** Start of DATA SHOWN **

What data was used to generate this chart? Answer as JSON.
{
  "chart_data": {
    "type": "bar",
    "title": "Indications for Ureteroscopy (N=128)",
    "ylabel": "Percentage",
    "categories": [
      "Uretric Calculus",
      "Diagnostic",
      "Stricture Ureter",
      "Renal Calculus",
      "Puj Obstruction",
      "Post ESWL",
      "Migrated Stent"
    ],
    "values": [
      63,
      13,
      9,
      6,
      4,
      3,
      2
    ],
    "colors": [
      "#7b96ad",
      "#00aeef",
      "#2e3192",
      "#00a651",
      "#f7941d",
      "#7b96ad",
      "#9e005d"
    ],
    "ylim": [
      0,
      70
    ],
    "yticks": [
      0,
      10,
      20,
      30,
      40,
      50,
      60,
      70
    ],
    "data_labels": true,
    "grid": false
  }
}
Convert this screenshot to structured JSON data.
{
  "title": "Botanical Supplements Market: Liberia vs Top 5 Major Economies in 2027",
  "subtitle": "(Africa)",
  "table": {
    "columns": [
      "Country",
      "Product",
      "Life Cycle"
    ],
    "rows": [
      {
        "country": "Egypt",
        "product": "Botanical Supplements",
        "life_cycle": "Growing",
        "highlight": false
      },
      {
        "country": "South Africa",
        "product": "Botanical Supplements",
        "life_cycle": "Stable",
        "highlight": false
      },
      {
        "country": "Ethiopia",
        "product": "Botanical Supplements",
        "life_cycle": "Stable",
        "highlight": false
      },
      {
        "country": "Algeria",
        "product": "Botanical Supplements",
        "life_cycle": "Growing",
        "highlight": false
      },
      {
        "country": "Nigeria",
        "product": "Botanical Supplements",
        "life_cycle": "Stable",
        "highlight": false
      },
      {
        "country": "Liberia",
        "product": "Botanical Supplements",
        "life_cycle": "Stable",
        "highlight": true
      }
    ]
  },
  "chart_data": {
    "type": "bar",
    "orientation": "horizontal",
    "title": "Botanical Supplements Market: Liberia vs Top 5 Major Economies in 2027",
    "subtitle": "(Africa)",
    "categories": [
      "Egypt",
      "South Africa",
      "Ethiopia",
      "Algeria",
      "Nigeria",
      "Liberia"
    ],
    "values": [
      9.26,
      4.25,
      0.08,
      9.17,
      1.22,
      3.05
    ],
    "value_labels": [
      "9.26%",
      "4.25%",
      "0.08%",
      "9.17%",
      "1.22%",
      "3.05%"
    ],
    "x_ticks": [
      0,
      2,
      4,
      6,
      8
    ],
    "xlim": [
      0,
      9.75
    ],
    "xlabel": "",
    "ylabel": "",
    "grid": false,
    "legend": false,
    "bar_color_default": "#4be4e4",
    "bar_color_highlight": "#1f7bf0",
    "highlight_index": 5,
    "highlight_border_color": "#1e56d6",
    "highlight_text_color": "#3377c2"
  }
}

** End of DATA SHOWN **

### TASK TO CARRY OUT:
Gather each line of the listing containing the word "Market" and show it.

### OUTPUT FOR THIS EXERCISE:
  "title": "Botanical Supplements Market: Liberia vs Top 5 Major Economies in 2027",
    "title": "Botanical Supplements Market: Liberia vs Top 5 Major Economies in 2027",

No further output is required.